### Problem to solve
Write the material out again exactly.

** Begin **

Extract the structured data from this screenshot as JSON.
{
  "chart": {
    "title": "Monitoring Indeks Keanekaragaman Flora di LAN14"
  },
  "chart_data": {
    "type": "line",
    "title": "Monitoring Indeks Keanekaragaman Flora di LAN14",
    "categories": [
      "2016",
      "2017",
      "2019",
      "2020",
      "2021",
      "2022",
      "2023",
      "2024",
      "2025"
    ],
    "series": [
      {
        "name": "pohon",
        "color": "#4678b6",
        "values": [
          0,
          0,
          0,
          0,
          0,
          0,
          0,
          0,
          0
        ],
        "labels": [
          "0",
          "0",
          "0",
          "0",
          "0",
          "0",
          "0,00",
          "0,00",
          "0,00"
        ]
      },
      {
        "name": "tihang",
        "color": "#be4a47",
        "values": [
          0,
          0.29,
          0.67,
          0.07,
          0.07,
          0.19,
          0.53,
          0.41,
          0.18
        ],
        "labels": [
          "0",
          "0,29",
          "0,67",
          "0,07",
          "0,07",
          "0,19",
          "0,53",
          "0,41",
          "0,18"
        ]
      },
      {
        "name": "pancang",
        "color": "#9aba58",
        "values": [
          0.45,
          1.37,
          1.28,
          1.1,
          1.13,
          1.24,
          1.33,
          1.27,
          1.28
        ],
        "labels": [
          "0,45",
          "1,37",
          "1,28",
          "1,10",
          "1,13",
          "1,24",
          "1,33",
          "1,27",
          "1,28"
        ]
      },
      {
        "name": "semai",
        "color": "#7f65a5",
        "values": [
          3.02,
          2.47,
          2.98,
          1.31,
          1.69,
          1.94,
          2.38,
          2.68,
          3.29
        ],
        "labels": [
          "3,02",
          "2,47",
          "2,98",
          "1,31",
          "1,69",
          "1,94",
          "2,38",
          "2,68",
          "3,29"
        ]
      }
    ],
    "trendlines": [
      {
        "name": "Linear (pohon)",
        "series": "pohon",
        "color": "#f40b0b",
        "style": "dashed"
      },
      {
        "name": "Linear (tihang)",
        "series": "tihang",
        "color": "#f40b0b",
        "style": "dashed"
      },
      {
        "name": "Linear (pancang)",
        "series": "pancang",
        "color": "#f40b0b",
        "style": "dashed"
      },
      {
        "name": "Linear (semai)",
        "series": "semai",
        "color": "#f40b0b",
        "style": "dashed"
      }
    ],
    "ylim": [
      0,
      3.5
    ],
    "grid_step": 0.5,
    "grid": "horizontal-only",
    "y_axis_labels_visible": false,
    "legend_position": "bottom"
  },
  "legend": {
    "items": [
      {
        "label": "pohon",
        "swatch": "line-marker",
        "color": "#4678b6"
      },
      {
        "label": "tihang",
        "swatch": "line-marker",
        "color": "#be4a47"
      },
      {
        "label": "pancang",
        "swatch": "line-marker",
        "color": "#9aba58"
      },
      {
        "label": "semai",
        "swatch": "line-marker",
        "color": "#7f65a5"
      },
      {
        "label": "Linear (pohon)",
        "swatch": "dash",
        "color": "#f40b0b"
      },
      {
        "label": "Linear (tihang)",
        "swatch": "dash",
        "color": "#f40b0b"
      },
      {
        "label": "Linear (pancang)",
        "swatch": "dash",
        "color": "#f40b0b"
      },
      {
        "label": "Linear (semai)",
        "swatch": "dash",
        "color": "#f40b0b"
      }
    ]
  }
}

** End **

### Complete response
Extract the structured data from this screenshot as JSON.
{
  "chart": {
    "title": "Monitoring Indeks Keanekaragaman Flora di LAN14"
  },
  "chart_data": {
    "type": "line",
    "title": "Monitoring Indeks Keanekaragaman Flora di LAN14",
    "categories": [
      "2016",
      "2017",
      "2019",
      "2020",
      "2021",
      "2022",
      "2023",
      "2024",
      "2025"
    ],
    "series": [
      {
        "name": "pohon",
        "color": "#4678b6",
        "values": [
          0,
          0,
          0,
          0,
          0,
          0,
          0,
          0,
          0
        ],
        "labels": [
          "0",
          "0",
          "0",
          "0",
          "0",
          "0",
          "0,00",
          "0,00",
          "0,00"
        ]
      },
      {
        "name": "tihang",
        "color": "#be4a47",
        "values": [
          0,
          0.29,
          0.67,
          0.07,
          0.07,
          0.19,
          0.53,
          0.41,
          0.18
        ],
        "labels": [
          "0",
          "0,29",
          "0,67",
          "0,07",
          "0,07",
          "0,19",
          "0,53",
          "0,41",
          "0,18"
        ]
      },
      {
        "name": "pancang",
        "color": "#9aba58",
        "values": [
          0.45,
          1.37,
          1.28,
          1.1,
          1.13,
          1.24,
          1.33,
          1.27,
          1.28
        ],
        "labels": [
          "0,45",
          "1,37",
          "1,28",
          "1,10",
          "1,13",
          "1,24",
          "1,33",
          "1,27",
          "1,28"
        ]
      },
      {
        "name": "semai",
        "color": "#7f65a5",
        "values": [
          3.02,
          2.47,
          2.98,
          1.31,
          1.69,
          1.94,
          2.38,
          2.68,
          3.29
        ],
        "labels": [
          "3,02",
          "2,47",
          "2,98",
          "1,31",
          "1,69",
          "1,94",
          "2,38",
          "2,68",
          "3,29"
        ]
      }
    ],
    "trendlines": [
      {
        "name": "Linear (pohon)",
        "series": "pohon",
        "color": "#f40b0b",
        "style": "dashed"
      },
      {
        "name": "Linear (tihang)",
        "series": "tihang",
        "color": "#f40b0b",
        "style": "dashed"
      },
      {
        "name": "Linear (pancang)",
        "series": "pancang",
        "color": "#f40b0b",
        "style": "dashed"
      },
      {
        "name": "Linear (semai)",
        "series": "semai",
        "color": "#f40b0b",
        "style": "dashed"
      }
    ],
    "ylim": [
      0,
      3.5
    ],
    "grid_step": 0.5,
    "grid": "horizontal-only",
    "y_axis_labels_visible": false,
    "legend_position": "bottom"
  },
  "legend": {
    "items": [
      {
        "label": "pohon",
        "swatch": "line-marker",
        "color": "#4678b6"
      },
      {
        "label": "tihang",
        "swatch": "line-marker",
        "color": "#be4a47"
      },
      {
        "label": "pancang",
        "swatch": "line-marker",
        "color": "#9aba58"
      },
      {
        "label": "semai",
        "swatch": "line-marker",
        "color": "#7f65a5"
      },
      {
        "label": "Linear (pohon)",
        "swatch": "dash",
        "color": "#f40b0b"
      },
      {
        "label": "Linear (tihang)",
        "swatch": "dash",
        "color": "#f40b0b"
      },
      {
        "label": "Linear (pancang)",
        "swatch": "dash",
        "color": "#f40b0b"
      },
      {
        "label": "Linear (semai)",
        "swatch": "dash",
        "color": "#f40b0b"
      }
    ]
  }
}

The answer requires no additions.